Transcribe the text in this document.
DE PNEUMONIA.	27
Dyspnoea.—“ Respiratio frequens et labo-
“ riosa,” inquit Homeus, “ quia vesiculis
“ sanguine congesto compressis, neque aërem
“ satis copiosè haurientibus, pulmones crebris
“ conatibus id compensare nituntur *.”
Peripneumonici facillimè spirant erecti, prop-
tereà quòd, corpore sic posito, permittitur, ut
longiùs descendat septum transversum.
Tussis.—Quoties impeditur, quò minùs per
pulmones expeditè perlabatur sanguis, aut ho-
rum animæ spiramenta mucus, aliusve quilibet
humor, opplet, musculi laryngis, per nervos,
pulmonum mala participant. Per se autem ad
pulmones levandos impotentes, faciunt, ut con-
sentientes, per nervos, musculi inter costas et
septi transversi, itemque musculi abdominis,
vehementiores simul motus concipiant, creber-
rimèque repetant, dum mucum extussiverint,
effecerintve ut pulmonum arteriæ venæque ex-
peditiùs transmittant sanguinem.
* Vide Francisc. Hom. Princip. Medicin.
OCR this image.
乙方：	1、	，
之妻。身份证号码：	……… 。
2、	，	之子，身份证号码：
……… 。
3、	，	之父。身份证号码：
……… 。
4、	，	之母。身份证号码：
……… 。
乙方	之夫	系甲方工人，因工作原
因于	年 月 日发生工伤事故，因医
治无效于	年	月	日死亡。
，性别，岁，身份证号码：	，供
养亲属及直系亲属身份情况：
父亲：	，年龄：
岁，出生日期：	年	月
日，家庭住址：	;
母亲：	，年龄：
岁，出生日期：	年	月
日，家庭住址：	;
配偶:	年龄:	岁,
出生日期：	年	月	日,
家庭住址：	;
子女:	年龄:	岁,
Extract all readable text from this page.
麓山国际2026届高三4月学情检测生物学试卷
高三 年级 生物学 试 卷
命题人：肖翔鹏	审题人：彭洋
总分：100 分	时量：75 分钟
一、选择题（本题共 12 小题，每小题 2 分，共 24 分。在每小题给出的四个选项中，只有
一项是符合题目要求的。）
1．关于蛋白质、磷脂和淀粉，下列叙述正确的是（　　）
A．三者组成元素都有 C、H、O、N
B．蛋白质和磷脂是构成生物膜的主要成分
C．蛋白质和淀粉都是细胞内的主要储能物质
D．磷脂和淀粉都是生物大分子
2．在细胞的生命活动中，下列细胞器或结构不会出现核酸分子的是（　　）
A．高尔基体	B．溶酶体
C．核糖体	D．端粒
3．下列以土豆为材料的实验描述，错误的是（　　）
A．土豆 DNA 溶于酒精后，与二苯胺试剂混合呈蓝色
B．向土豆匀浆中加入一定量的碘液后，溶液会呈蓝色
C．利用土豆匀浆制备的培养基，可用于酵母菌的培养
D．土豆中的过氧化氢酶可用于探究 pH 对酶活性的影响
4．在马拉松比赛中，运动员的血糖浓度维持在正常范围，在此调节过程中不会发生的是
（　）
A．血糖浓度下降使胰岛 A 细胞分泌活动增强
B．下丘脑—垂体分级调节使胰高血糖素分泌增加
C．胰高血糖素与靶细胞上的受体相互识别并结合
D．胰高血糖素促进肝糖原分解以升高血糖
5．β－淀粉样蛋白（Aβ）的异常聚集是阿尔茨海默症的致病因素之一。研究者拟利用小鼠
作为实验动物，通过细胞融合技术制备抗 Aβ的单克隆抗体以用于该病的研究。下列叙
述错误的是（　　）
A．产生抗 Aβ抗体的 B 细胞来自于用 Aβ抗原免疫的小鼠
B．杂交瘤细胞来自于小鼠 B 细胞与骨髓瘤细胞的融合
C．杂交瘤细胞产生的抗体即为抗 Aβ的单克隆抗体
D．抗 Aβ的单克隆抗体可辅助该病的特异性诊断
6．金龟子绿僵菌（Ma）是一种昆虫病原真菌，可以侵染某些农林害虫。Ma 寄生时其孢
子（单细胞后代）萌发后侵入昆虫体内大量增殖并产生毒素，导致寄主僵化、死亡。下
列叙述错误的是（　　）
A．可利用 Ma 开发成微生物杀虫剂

————————

**GIVEN INSTRUCTION**
Count every line in the entries above where the word "text" appears; respond with the number alone.

**CORRECT OUTPUT**
2